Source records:
* Start *
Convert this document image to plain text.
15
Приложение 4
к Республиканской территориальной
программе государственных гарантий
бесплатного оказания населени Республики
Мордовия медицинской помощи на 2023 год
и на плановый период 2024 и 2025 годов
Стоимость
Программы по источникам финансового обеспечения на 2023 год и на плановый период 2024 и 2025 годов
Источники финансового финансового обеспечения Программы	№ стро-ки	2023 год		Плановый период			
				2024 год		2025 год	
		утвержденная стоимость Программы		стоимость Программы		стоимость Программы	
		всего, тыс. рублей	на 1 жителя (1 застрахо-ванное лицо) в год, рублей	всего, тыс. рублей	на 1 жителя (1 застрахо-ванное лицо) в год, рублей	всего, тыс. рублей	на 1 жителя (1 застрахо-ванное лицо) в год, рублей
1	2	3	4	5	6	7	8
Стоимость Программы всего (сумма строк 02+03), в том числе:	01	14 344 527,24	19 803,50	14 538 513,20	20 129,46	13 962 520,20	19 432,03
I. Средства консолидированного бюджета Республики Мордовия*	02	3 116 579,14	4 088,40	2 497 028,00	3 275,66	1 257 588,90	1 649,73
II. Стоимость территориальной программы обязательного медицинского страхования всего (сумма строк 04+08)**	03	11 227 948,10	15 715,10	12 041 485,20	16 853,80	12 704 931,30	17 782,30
* End *
* _Task description_
Repeat every entry exactly as written above.

* _Response for this exercise_
Convert this document image to plain text.
15
Приложение 4
к Республиканской территориальной
программе государственных гарантий
бесплатного оказания населени Республики
Мордовия медицинской помощи на 2023 год
и на плановый период 2024 и 2025 годов
Стоимость
Программы по источникам финансового обеспечения на 2023 год и на плановый период 2024 и 2025 годов
Источники финансового финансового обеспечения Программы	№ стро-ки	2023 год		Плановый период			
				2024 год		2025 год	
		утвержденная стоимость Программы		стоимость Программы		стоимость Программы	
		всего, тыс. рублей	на 1 жителя (1 застрахо-ванное лицо) в год, рублей	всего, тыс. рублей	на 1 жителя (1 застрахо-ванное лицо) в год, рублей	всего, тыс. рублей	на 1 жителя (1 застрахо-ванное лицо) в год, рублей
1	2	3	4	5	6	7	8
Стоимость Программы всего (сумма строк 02+03), в том числе:	01	14 344 527,24	19 803,50	14 538 513,20	20 129,46	13 962 520,20	19 432,03
I. Средства консолидированного бюджета Республики Мордовия*	02	3 116 579,14	4 088,40	2 497 028,00	3 275,66	1 257 588,90	1 649,73
II. Стоимость территориальной программы обязательного медицинского страхования всего (сумма строк 04+08)**	03	11 227 948,10	15 715,10	12 041 485,20	16 853,80	12 704 931,30	17 782,30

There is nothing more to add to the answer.